*Description of the task:*
Could you give the data below again, exactly and completely?

*Stored data:*
========================================

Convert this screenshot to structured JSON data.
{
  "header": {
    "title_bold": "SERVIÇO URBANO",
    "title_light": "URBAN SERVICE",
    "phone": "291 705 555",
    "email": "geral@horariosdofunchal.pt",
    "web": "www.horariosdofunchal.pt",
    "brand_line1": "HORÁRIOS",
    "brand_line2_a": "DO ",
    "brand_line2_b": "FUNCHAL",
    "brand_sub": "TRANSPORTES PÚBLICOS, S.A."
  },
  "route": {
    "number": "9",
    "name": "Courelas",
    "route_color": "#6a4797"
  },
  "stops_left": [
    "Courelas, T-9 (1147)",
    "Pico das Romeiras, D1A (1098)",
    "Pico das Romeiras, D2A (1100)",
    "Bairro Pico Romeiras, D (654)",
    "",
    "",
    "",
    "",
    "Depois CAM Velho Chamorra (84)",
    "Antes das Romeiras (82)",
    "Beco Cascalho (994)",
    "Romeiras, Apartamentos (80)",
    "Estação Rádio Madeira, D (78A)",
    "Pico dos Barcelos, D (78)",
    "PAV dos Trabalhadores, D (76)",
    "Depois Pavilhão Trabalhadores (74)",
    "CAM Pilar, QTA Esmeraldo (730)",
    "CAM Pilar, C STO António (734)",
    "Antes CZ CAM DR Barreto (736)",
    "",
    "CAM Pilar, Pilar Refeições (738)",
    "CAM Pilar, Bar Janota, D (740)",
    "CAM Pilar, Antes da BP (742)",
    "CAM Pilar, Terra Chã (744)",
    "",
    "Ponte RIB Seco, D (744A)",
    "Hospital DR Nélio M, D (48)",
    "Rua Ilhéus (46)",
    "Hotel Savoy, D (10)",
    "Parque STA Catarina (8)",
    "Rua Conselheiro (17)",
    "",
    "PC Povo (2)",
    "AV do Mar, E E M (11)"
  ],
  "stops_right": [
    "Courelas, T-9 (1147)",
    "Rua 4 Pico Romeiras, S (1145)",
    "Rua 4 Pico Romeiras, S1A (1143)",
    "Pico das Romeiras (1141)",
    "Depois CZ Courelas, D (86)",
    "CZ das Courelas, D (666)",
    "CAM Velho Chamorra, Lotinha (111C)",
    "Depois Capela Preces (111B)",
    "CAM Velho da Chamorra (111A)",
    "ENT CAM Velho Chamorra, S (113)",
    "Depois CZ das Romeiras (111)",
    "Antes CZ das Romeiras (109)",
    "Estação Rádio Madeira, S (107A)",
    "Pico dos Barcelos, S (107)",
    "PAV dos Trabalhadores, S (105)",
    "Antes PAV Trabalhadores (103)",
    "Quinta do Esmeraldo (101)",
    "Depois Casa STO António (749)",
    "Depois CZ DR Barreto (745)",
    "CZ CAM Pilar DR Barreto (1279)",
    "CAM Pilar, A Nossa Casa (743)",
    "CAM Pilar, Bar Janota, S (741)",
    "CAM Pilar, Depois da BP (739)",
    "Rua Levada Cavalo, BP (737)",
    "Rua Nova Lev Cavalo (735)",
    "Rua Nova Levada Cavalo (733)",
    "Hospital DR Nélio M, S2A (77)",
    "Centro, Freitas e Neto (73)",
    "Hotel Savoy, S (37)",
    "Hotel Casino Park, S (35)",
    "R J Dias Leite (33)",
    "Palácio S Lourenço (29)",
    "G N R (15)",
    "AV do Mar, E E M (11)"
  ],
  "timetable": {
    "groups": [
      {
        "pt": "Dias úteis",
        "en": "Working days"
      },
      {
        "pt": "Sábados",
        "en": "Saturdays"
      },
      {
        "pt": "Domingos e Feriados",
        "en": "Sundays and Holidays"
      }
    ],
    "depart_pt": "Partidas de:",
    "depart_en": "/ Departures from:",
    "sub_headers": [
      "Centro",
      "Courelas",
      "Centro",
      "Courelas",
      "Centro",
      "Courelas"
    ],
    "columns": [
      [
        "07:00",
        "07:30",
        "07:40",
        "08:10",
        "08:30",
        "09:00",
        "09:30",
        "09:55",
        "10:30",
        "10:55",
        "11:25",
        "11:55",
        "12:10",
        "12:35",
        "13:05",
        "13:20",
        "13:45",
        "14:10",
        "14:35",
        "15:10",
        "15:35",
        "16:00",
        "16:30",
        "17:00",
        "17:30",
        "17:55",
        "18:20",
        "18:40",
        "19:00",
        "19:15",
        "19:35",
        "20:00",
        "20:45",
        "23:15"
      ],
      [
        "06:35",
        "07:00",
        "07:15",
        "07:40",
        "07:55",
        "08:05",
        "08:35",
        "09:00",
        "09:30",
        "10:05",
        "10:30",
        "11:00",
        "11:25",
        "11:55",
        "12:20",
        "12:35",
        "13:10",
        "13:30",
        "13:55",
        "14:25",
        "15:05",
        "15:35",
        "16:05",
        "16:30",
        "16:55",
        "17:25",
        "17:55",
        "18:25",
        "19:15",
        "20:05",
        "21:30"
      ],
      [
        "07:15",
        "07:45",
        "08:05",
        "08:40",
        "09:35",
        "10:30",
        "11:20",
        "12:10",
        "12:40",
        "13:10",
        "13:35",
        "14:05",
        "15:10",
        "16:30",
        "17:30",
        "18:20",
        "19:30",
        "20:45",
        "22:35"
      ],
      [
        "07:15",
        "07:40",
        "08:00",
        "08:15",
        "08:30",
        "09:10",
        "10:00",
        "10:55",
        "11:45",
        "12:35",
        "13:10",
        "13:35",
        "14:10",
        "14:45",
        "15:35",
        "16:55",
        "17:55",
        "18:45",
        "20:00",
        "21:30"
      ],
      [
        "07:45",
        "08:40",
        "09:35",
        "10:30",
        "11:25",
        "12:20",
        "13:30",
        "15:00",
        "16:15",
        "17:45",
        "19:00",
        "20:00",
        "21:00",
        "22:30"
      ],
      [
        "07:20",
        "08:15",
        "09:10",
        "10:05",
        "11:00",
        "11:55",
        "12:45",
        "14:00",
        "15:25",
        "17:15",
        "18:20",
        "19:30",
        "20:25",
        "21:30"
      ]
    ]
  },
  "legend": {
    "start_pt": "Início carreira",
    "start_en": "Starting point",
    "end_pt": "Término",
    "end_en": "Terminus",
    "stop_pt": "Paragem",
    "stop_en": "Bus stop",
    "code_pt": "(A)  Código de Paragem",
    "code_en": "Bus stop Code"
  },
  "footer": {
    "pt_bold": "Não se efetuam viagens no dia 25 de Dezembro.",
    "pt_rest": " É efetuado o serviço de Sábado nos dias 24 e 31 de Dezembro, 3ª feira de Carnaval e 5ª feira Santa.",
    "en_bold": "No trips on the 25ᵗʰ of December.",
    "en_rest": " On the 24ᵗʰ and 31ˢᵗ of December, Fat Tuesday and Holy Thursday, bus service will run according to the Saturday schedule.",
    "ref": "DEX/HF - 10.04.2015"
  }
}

========================================

*Solution to the exercise:*
Convert this screenshot to structured JSON data.
{
  "header": {
    "title_bold": "SERVIÇO URBANO",
    "title_light": "URBAN SERVICE",
    "phone": "291 705 555",
    "email": "geral@horariosdofunchal.pt",
    "web": "www.horariosdofunchal.pt",
    "brand_line1": "HORÁRIOS",
    "brand_line2_a": "DO ",
    "brand_line2_b": "FUNCHAL",
    "brand_sub": "TRANSPORTES PÚBLICOS, S.A."
  },
  "route": {
    "number": "9",
    "name": "Courelas",
    "route_color": "#6a4797"
  },
  "stops_left": [
    "Courelas, T-9 (1147)",
    "Pico das Romeiras, D1A (1098)",
    "Pico das Romeiras, D2A (1100)",
    "Bairro Pico Romeiras, D (654)",
    "",
    "",
    "",
    "",
    "Depois CAM Velho Chamorra (84)",
    "Antes das Romeiras (82)",
    "Beco Cascalho (994)",
    "Romeiras, Apartamentos (80)",
    "Estação Rádio Madeira, D (78A)",
    "Pico dos Barcelos, D (78)",
    "PAV dos Trabalhadores, D (76)",
    "Depois Pavilhão Trabalhadores (74)",
    "CAM Pilar, QTA Esmeraldo (730)",
    "CAM Pilar, C STO António (734)",
    "Antes CZ CAM DR Barreto (736)",
    "",
    "CAM Pilar, Pilar Refeições (738)",
    "CAM Pilar, Bar Janota, D (740)",
    "CAM Pilar, Antes da BP (742)",
    "CAM Pilar, Terra Chã (744)",
    "",
    "Ponte RIB Seco, D (744A)",
    "Hospital DR Nélio M, D (48)",
    "Rua Ilhéus (46)",
    "Hotel Savoy, D (10)",
    "Parque STA Catarina (8)",
    "Rua Conselheiro (17)",
    "",
    "PC Povo (2)",
    "AV do Mar, E E M (11)"
  ],
  "stops_right": [
    "Courelas, T-9 (1147)",
    "Rua 4 Pico Romeiras, S (1145)",
    "Rua 4 Pico Romeiras, S1A (1143)",
    "Pico das Romeiras (1141)",
    "Depois CZ Courelas, D (86)",
    "CZ das Courelas, D (666)",
    "CAM Velho Chamorra, Lotinha (111C)",
    "Depois Capela Preces (111B)",
    "CAM Velho da Chamorra (111A)",
    "ENT CAM Velho Chamorra, S (113)",
    "Depois CZ das Romeiras (111)",
    "Antes CZ das Romeiras (109)",
    "Estação Rádio Madeira, S (107A)",
    "Pico dos Barcelos, S (107)",
    "PAV dos Trabalhadores, S (105)",
    "Antes PAV Trabalhadores (103)",
    "Quinta do Esmeraldo (101)",
    "Depois Casa STO António (749)",
    "Depois CZ DR Barreto (745)",
    "CZ CAM Pilar DR Barreto (1279)",
    "CAM Pilar, A Nossa Casa (743)",
    "CAM Pilar, Bar Janota, S (741)",
    "CAM Pilar, Depois da BP (739)",
    "Rua Levada Cavalo, BP (737)",
    "Rua Nova Lev Cavalo (735)",
    "Rua Nova Levada Cavalo (733)",
    "Hospital DR Nélio M, S2A (77)",
    "Centro, Freitas e Neto (73)",
    "Hotel Savoy, S (37)",
    "Hotel Casino Park, S (35)",
    "R J Dias Leite (33)",
    "Palácio S Lourenço (29)",
    "G N R (15)",
    "AV do Mar, E E M (11)"
  ],
  "timetable": {
    "groups": [
      {
        "pt": "Dias úteis",
        "en": "Working days"
      },
      {
        "pt": "Sábados",
        "en": "Saturdays"
      },
      {
        "pt": "Domingos e Feriados",
        "en": "Sundays and Holidays"
      }
    ],
    "depart_pt": "Partidas de:",
    "depart_en": "/ Departures from:",
    "sub_headers": [
      "Centro",
      "Courelas",
      "Centro",
      "Courelas",
      "Centro",
      "Courelas"
    ],
    "columns": [
      [
        "07:00",
        "07:30",
        "07:40",
        "08:10",
        "08:30",
        "09:00",
        "09:30",
        "09:55",
        "10:30",
        "10:55",
        "11:25",
        "11:55",
        "12:10",
        "12:35",
        "13:05",
        "13:20",
        "13:45",
        "14:10",
        "14:35",
        "15:10",
        "15:35",
        "16:00",
        "16:30",
        "17:00",
        "17:30",
        "17:55",
        "18:20",
        "18:40",
        "19:00",
        "19:15",
        "19:35",
        "20:00",
        "20:45",
        "23:15"
      ],
      [
        "06:35",
        "07:00",
        "07:15",
        "07:40",
        "07:55",
        "08:05",
        "08:35",
        "09:00",
        "09:30",
        "10:05",
        "10:30",
        "11:00",
        "11:25",
        "11:55",
        "12:20",
        "12:35",
        "13:10",
        "13:30",
        "13:55",
        "14:25",
        "15:05",
        "15:35",
        "16:05",
        "16:30",
        "16:55",
        "17:25",
        "17:55",
        "18:25",
        "19:15",
        "20:05",
        "21:30"
      ],
      [
        "07:15",
        "07:45",
        "08:05",
        "08:40",
        "09:35",
        "10:30",
        "11:20",
        "12:10",
        "12:40",
        "13:10",
        "13:35",
        "14:05",
        "15:10",
        "16:30",
        "17:30",
        "18:20",
        "19:30",
        "20:45",
        "22:35"
      ],
      [
        "07:15",
        "07:40",
        "08:00",
        "08:15",
        "08:30",
        "09:10",
        "10:00",
        "10:55",
        "11:45",
        "12:35",
        "13:10",
        "13:35",
        "14:10",
        "14:45",
        "15:35",
        "16:55",
        "17:55",
        "18:45",
        "20:00",
        "21:30"
      ],
      [
        "07:45",
        "08:40",
        "09:35",
        "10:30",
        "11:25",
        "12:20",
        "13:30",
        "15:00",
        "16:15",
        "17:45",
        "19:00",
        "20:00",
        "21:00",
        "22:30"
      ],
      [
        "07:20",
        "08:15",
        "09:10",
        "10:05",
        "11:00",
        "11:55",
        "12:45",
        "14:00",
        "15:25",
        "17:15",
        "18:20",
        "19:30",
        "20:25",
        "21:30"
      ]
    ]
  },
  "legend": {
    "start_pt": "Início carreira",
    "start_en": "Starting point",
    "end_pt": "Término",
    "end_en": "Terminus",
    "stop_pt": "Paragem",
    "stop_en": "Bus stop",
    "code_pt": "(A)  Código de Paragem",
    "code_en": "Bus stop Code"
  },
  "footer": {
    "pt_bold": "Não se efetuam viagens no dia 25 de Dezembro.",
    "pt_rest": " É efetuado o serviço de Sábado nos dias 24 e 31 de Dezembro, 3ª feira de Carnaval e 5ª feira Santa.",
    "en_bold": "No trips on the 25ᵗʰ of December.",
    "en_rest": " On the 24ᵗʰ and 31ˢᵗ of December, Fat Tuesday and Holy Thursday, bus service will run according to the Saturday schedule.",
    "ref": "DEX/HF - 10.04.2015"
  }
}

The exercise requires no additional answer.